--- start Dataset records ---
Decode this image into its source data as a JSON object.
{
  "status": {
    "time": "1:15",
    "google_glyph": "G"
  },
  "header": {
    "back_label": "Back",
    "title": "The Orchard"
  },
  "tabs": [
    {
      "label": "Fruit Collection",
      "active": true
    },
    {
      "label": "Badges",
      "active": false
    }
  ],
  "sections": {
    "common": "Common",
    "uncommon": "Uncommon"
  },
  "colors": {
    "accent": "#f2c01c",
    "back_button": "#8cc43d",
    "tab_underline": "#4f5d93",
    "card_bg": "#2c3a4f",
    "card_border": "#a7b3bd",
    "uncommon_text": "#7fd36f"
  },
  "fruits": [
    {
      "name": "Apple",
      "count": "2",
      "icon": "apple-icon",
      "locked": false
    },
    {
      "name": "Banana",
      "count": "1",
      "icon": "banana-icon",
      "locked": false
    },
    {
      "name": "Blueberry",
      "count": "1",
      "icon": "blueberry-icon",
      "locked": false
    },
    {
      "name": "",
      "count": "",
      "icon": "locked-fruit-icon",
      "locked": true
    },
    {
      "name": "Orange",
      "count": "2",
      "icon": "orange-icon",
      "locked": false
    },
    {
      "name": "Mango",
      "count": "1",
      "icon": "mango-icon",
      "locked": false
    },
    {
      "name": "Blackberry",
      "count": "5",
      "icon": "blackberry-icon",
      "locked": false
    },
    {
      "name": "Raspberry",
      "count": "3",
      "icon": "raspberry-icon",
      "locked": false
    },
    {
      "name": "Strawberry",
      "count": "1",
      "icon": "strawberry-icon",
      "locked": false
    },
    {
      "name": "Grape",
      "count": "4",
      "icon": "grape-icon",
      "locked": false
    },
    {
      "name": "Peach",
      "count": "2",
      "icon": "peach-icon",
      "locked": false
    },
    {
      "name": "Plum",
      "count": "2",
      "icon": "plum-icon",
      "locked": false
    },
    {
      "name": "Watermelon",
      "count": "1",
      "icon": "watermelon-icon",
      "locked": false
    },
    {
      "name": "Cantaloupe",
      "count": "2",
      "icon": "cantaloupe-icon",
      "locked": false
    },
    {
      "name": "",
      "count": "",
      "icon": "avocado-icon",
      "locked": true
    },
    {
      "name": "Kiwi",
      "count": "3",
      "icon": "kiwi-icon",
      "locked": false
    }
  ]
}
--- end Dataset records ---
**Exercise task**
Set down every line of the listing above again, exactly as given.

**Task output**
Decode this image into its source data as a JSON object.
{
  "status": {
    "time": "1:15",
    "google_glyph": "G"
  },
  "header": {
    "back_label": "Back",
    "title": "The Orchard"
  },
  "tabs": [
    {
      "label": "Fruit Collection",
      "active": true
    },
    {
      "label": "Badges",
      "active": false
    }
  ],
  "sections": {
    "common": "Common",
    "uncommon": "Uncommon"
  },
  "colors": {
    "accent": "#f2c01c",
    "back_button": "#8cc43d",
    "tab_underline": "#4f5d93",
    "card_bg": "#2c3a4f",
    "card_border": "#a7b3bd",
    "uncommon_text": "#7fd36f"
  },
  "fruits": [
    {
      "name": "Apple",
      "count": "2",
      "icon": "apple-icon",
      "locked": false
    },
    {
      "name": "Banana",
      "count": "1",
      "icon": "banana-icon",
      "locked": false
    },
    {
      "name": "Blueberry",
      "count": "1",
      "icon": "blueberry-icon",
      "locked": false
    },
    {
      "name": "",
      "count": "",
      "icon": "locked-fruit-icon",
      "locked": true
    },
    {
      "name": "Orange",
      "count": "2",
      "icon": "orange-icon",
      "locked": false
    },
    {
      "name": "Mango",
      "count": "1",
      "icon": "mango-icon",
      "locked": false
    },
    {
      "name": "Blackberry",
      "count": "5",
      "icon": "blackberry-icon",
      "locked": false
    },
    {
      "name": "Raspberry",
      "count": "3",
      "icon": "raspberry-icon",
      "locked": false
    },
    {
      "name": "Strawberry",
      "count": "1",
      "icon": "strawberry-icon",
      "locked": false
    },
    {
      "name": "Grape",
      "count": "4",
      "icon": "grape-icon",
      "locked": false
    },
    {
      "name": "Peach",
      "count": "2",
      "icon": "peach-icon",
      "locked": false
    },
    {
      "name": "Plum",
      "count": "2",
      "icon": "plum-icon",
      "locked": false
    },
    {
      "name": "Watermelon",
      "count": "1",
      "icon": "watermelon-icon",
      "locked": false
    },
    {
      "name": "Cantaloupe",
      "count": "2",
      "icon": "cantaloupe-icon",
      "locked": false
    },
    {
      "name": "",
      "count": "",
      "icon": "avocado-icon",
      "locked": true
    },
    {
      "name": "Kiwi",
      "count": "3",
      "icon": "kiwi-icon",
      "locked": false
    }
  ]
}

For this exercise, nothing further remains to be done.